(Dataset records)
▼
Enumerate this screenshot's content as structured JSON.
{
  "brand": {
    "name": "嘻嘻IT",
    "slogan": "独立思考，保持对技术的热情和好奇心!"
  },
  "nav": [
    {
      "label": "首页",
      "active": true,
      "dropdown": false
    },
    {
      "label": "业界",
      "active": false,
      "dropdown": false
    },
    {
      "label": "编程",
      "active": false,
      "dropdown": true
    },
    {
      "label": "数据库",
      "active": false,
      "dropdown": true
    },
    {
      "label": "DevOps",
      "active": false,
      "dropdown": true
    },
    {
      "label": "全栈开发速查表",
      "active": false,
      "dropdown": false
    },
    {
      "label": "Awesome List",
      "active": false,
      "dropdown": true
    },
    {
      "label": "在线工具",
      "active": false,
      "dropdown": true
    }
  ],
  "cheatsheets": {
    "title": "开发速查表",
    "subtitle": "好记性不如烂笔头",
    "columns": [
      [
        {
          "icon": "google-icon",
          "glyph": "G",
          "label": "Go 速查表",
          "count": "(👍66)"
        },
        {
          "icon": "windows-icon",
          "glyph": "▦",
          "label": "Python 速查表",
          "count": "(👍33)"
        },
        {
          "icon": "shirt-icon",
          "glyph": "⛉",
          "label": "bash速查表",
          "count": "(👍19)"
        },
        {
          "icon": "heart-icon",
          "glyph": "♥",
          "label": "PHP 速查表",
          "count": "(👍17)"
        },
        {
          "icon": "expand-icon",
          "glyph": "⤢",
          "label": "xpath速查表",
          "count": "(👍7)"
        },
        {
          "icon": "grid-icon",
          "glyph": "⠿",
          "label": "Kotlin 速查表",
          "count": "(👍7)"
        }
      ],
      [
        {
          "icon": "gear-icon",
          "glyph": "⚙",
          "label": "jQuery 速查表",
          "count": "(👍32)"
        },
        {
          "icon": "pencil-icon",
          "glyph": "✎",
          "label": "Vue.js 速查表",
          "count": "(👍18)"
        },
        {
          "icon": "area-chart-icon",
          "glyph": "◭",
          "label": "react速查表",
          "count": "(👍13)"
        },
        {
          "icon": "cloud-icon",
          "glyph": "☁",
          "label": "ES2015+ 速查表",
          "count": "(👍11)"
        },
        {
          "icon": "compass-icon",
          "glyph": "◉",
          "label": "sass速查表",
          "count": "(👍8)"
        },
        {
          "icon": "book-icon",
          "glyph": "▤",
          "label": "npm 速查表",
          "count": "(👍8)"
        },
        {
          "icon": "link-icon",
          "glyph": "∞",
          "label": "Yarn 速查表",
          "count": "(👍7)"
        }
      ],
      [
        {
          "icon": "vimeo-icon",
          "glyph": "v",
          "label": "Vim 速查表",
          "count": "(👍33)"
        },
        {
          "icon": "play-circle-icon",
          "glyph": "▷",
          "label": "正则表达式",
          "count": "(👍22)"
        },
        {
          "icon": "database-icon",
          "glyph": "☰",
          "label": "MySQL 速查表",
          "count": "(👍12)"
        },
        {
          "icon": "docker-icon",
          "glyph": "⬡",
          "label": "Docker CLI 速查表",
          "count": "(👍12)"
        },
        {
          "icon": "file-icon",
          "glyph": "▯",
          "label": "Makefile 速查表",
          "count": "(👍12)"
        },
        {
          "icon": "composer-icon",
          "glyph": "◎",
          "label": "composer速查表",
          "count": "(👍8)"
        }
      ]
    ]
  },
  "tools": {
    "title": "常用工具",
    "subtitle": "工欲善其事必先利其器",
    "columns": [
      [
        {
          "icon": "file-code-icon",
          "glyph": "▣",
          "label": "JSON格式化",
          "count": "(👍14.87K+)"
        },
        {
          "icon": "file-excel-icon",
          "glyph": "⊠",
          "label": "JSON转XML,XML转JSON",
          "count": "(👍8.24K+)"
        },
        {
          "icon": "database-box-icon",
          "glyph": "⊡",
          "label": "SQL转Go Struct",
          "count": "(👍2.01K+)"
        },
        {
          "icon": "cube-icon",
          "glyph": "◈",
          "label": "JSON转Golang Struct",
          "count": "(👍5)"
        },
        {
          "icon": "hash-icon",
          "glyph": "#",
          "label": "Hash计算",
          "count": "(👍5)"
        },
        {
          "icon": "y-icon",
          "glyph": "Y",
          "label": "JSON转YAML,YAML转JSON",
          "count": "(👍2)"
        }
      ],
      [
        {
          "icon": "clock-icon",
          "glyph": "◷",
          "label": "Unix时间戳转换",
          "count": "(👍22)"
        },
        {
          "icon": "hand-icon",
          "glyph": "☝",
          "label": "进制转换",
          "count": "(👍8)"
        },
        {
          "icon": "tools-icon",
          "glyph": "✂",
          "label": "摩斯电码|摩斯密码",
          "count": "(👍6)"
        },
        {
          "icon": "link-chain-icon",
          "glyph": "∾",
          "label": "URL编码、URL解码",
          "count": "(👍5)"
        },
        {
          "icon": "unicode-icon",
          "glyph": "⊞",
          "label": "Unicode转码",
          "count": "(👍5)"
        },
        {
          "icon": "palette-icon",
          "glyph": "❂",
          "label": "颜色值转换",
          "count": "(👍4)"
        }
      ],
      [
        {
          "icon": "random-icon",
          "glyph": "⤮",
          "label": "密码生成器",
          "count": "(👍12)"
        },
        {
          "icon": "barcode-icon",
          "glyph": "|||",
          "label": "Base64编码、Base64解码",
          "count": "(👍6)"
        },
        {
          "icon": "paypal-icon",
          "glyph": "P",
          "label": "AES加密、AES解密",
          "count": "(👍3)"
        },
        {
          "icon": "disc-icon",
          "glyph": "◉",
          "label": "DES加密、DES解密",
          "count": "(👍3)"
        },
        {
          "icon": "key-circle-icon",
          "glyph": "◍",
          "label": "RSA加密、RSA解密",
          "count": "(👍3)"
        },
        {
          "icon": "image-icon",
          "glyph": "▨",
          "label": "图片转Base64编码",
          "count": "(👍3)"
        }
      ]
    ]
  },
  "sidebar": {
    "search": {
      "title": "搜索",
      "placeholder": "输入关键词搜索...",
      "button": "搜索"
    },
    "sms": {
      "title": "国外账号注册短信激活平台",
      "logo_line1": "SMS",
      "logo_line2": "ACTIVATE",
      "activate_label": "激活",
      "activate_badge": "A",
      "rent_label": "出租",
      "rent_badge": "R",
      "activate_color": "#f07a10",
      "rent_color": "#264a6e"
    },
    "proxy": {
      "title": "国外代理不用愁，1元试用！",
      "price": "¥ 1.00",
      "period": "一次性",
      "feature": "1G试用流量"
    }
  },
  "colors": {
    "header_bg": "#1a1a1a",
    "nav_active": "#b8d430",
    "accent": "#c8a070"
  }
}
▲
## Required work:
Reproduce each record exactly, leaving nothing out.

## The reply:
Enumerate this screenshot's content as structured JSON.
{
  "brand": {
    "name": "嘻嘻IT",
    "slogan": "独立思考，保持对技术的热情和好奇心!"
  },
  "nav": [
    {
      "label": "首页",
      "active": true,
      "dropdown": false
    },
    {
      "label": "业界",
      "active": false,
      "dropdown": false
    },
    {
      "label": "编程",
      "active": false,
      "dropdown": true
    },
    {
      "label": "数据库",
      "active": false,
      "dropdown": true
    },
    {
      "label": "DevOps",
      "active": false,
      "dropdown": true
    },
    {
      "label": "全栈开发速查表",
      "active": false,
      "dropdown": false
    },
    {
      "label": "Awesome List",
      "active": false,
      "dropdown": true
    },
    {
      "label": "在线工具",
      "active": false,
      "dropdown": true
    }
  ],
  "cheatsheets": {
    "title": "开发速查表",
    "subtitle": "好记性不如烂笔头",
    "columns": [
      [
        {
          "icon": "google-icon",
          "glyph": "G",
          "label": "Go 速查表",
          "count": "(👍66)"
        },
        {
          "icon": "windows-icon",
          "glyph": "▦",
          "label": "Python 速查表",
          "count": "(👍33)"
        },
        {
          "icon": "shirt-icon",
          "glyph": "⛉",
          "label": "bash速查表",
          "count": "(👍19)"
        },
        {
          "icon": "heart-icon",
          "glyph": "♥",
          "label": "PHP 速查表",
          "count": "(👍17)"
        },
        {
          "icon": "expand-icon",
          "glyph": "⤢",
          "label": "xpath速查表",
          "count": "(👍7)"
        },
        {
          "icon": "grid-icon",
          "glyph": "⠿",
          "label": "Kotlin 速查表",
          "count": "(👍7)"
        }
      ],
      [
        {
          "icon": "gear-icon",
          "glyph": "⚙",
          "label": "jQuery 速查表",
          "count": "(👍32)"
        },
        {
          "icon": "pencil-icon",
          "glyph": "✎",
          "label": "Vue.js 速查表",
          "count": "(👍18)"
        },
        {
          "icon": "area-chart-icon",
          "glyph": "◭",
          "label": "react速查表",
          "count": "(👍13)"
        },
        {
          "icon": "cloud-icon",
          "glyph": "☁",
          "label": "ES2015+ 速查表",
          "count": "(👍11)"
        },
        {
          "icon": "compass-icon",
          "glyph": "◉",
          "label": "sass速查表",
          "count": "(👍8)"
        },
        {
          "icon": "book-icon",
          "glyph": "▤",
          "label": "npm 速查表",
          "count": "(👍8)"
        },
        {
          "icon": "link-icon",
          "glyph": "∞",
          "label": "Yarn 速查表",
          "count": "(👍7)"
        }
      ],
      [
        {
          "icon": "vimeo-icon",
          "glyph": "v",
          "label": "Vim 速查表",
          "count": "(👍33)"
        },
        {
          "icon": "play-circle-icon",
          "glyph": "▷",
          "label": "正则表达式",
          "count": "(👍22)"
        },
        {
          "icon": "database-icon",
          "glyph": "☰",
          "label": "MySQL 速查表",
          "count": "(👍12)"
        },
        {
          "icon": "docker-icon",
          "glyph": "⬡",
          "label": "Docker CLI 速查表",
          "count": "(👍12)"
        },
        {
          "icon": "file-icon",
          "glyph": "▯",
          "label": "Makefile 速查表",
          "count": "(👍12)"
        },
        {
          "icon": "composer-icon",
          "glyph": "◎",
          "label": "composer速查表",
          "count": "(👍8)"
        }
      ]
    ]
  },
  "tools": {
    "title": "常用工具",
    "subtitle": "工欲善其事必先利其器",
    "columns": [
      [
        {
          "icon": "file-code-icon",
          "glyph": "▣",
          "label": "JSON格式化",
          "count": "(👍14.87K+)"
        },
        {
          "icon": "file-excel-icon",
          "glyph": "⊠",
          "label": "JSON转XML,XML转JSON",
          "count": "(👍8.24K+)"
        },
        {
          "icon": "database-box-icon",
          "glyph": "⊡",
          "label": "SQL转Go Struct",
          "count": "(👍2.01K+)"
        },
        {
          "icon": "cube-icon",
          "glyph": "◈",
          "label": "JSON转Golang Struct",
          "count": "(👍5)"
        },
        {
          "icon": "hash-icon",
          "glyph": "#",
          "label": "Hash计算",
          "count": "(👍5)"
        },
        {
          "icon": "y-icon",
          "glyph": "Y",
          "label": "JSON转YAML,YAML转JSON",
          "count": "(👍2)"
        }
      ],
      [
        {
          "icon": "clock-icon",
          "glyph": "◷",
          "label": "Unix时间戳转换",
          "count": "(👍22)"
        },
        {
          "icon": "hand-icon",
          "glyph": "☝",
          "label": "进制转换",
          "count": "(👍8)"
        },
        {
          "icon": "tools-icon",
          "glyph": "✂",
          "label": "摩斯电码|摩斯密码",
          "count": "(👍6)"
        },
        {
          "icon": "link-chain-icon",
          "glyph": "∾",
          "label": "URL编码、URL解码",
          "count": "(👍5)"
        },
        {
          "icon": "unicode-icon",
          "glyph": "⊞",
          "label": "Unicode转码",
          "count": "(👍5)"
        },
        {
          "icon": "palette-icon",
          "glyph": "❂",
          "label": "颜色值转换",
          "count": "(👍4)"
        }
      ],
      [
        {
          "icon": "random-icon",
          "glyph": "⤮",
          "label": "密码生成器",
          "count": "(👍12)"
        },
        {
          "icon": "barcode-icon",
          "glyph": "|||",
          "label": "Base64编码、Base64解码",
          "count": "(👍6)"
        },
        {
          "icon": "paypal-icon",
          "glyph": "P",
          "label": "AES加密、AES解密",
          "count": "(👍3)"
        },
        {
          "icon": "disc-icon",
          "glyph": "◉",
          "label": "DES加密、DES解密",
          "count": "(👍3)"
        },
        {
          "icon": "key-circle-icon",
          "glyph": "◍",
          "label": "RSA加密、RSA解密",
          "count": "(👍3)"
        },
        {
          "icon": "image-icon",
          "glyph": "▨",
          "label": "图片转Base64编码",
          "count": "(👍3)"
        }
      ]
    ]
  },
  "sidebar": {
    "search": {
      "title": "搜索",
      "placeholder": "输入关键词搜索...",
      "button": "搜索"
    },
    "sms": {
      "title": "国外账号注册短信激活平台",
      "logo_line1": "SMS",
      "logo_line2": "ACTIVATE",
      "activate_label": "激活",
      "activate_badge": "A",
      "rent_label": "出租",
      "rent_badge": "R",
      "activate_color": "#f07a10",
      "rent_color": "#264a6e"
    },
    "proxy": {
      "title": "国外代理不用愁，1元试用！",
      "price": "¥ 1.00",
      "period": "一次性",
      "feature": "1G试用流量"
    }
  },
  "colors": {
    "header_bg": "#1a1a1a",
    "nav_active": "#b8d430",
    "accent": "#c8a070"
  }
}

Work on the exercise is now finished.